*PROBLEM DETAILS*
Find the word "JSON" in the listing; pull out each line holding it.

(Figure record extracts)
○ ○ ○

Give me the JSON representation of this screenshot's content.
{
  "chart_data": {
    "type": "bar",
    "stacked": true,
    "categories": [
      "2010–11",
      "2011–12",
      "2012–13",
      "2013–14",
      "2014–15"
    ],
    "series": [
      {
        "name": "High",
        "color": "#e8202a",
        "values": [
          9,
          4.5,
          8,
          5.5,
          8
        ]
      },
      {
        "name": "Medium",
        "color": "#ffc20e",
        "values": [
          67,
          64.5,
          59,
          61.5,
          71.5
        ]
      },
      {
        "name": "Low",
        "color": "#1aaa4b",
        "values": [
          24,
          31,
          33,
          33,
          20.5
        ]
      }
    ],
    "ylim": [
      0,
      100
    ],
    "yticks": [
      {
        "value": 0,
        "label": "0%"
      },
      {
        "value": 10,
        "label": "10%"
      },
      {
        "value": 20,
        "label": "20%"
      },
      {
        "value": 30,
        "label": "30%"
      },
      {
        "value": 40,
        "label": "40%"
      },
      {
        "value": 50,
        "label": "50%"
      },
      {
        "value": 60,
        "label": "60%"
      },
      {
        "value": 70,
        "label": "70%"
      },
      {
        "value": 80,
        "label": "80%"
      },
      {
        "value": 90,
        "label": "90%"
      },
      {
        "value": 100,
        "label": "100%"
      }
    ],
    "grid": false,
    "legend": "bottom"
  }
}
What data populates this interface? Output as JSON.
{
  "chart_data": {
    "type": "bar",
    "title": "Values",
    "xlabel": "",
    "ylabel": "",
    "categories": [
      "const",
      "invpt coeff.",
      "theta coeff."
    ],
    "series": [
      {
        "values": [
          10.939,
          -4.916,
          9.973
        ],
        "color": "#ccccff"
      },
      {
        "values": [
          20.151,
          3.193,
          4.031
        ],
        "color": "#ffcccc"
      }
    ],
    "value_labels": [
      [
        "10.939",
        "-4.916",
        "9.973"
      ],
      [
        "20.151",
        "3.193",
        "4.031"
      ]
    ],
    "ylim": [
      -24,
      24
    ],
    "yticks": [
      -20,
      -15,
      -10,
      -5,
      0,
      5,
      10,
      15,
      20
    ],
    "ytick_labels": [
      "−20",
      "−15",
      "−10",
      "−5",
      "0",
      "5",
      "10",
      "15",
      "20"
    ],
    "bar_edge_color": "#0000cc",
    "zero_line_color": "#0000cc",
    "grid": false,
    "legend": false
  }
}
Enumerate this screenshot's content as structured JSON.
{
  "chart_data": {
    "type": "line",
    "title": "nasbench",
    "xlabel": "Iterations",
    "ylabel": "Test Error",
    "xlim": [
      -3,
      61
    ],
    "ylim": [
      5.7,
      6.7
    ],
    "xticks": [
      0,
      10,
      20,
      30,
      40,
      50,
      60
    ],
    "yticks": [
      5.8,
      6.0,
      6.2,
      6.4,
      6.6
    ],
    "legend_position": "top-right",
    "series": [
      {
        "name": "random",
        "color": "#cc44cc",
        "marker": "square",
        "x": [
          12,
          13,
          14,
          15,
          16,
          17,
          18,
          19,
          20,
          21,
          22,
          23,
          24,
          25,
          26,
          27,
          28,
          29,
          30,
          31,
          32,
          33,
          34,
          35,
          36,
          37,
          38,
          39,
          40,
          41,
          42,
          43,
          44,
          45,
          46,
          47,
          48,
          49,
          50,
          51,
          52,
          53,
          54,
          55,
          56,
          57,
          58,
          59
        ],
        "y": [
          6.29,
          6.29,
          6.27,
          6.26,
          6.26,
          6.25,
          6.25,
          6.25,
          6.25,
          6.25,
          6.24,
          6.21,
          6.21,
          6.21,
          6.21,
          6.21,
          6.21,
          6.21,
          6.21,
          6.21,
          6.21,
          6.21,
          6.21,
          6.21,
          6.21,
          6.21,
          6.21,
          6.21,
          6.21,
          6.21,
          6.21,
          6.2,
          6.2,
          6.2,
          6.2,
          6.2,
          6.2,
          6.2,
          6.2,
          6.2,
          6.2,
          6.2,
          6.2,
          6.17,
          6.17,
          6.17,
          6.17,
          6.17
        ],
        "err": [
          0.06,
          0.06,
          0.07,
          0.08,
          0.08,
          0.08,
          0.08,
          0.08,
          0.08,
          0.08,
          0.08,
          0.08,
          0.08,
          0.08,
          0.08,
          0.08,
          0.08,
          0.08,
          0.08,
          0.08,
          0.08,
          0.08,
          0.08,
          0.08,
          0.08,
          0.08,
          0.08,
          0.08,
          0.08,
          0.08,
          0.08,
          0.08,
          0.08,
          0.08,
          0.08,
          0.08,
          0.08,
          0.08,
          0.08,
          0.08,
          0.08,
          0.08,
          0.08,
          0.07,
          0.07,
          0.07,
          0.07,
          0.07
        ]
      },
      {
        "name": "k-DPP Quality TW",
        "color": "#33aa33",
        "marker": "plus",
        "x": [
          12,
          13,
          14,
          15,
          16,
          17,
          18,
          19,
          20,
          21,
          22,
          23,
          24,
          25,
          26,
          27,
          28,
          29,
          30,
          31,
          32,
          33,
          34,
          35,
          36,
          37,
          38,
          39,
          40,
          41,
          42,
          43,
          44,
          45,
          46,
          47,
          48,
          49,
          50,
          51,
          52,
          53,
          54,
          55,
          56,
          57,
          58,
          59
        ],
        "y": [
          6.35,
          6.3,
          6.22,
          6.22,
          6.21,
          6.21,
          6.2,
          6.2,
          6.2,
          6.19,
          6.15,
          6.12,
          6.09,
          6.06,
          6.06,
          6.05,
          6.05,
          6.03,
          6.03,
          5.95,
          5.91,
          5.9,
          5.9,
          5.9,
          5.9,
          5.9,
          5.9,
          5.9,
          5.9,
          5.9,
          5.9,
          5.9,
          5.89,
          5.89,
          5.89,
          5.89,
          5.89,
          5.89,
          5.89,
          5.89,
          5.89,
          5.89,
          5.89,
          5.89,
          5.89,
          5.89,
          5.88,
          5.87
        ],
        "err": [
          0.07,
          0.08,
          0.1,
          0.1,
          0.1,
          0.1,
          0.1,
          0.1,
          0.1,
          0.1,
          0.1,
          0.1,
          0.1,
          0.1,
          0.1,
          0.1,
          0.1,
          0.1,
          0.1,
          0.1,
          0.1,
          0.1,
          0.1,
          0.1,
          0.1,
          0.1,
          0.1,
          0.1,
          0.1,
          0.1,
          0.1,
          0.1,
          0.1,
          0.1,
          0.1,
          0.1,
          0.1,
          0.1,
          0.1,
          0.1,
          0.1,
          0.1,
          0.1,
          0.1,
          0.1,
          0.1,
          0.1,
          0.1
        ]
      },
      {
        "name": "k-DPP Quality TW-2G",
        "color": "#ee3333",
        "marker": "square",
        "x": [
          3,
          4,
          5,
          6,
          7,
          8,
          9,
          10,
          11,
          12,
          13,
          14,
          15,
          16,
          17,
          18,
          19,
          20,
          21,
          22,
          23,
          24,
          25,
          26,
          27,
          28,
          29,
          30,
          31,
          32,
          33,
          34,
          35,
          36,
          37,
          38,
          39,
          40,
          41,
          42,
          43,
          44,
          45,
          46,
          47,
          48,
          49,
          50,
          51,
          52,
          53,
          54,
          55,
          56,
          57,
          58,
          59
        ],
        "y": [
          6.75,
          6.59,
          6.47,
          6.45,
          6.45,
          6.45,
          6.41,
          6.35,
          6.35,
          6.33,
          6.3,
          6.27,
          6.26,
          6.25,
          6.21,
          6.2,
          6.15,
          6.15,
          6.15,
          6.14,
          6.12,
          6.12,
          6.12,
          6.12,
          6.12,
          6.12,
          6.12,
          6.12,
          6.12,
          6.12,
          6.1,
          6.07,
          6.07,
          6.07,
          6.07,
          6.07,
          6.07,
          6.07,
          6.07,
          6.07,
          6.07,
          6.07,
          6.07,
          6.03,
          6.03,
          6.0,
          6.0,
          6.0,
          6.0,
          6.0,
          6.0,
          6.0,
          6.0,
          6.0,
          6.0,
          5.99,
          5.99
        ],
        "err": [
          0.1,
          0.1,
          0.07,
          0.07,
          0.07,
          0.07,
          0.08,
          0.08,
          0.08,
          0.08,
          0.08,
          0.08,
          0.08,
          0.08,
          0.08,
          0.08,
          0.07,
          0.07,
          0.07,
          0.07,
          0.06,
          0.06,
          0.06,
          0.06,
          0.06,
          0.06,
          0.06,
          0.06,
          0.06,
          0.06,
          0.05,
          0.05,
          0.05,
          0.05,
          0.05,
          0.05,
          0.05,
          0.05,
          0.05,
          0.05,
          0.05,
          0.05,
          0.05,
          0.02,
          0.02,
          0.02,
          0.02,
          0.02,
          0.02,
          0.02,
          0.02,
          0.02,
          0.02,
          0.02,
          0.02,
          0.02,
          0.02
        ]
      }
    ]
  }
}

○ ○ ○

*EXERCISE OUTPUT*
Give me the JSON representation of this screenshot's content.
What data populates this interface? Output as JSON.
Enumerate this screenshot's content as structured JSON.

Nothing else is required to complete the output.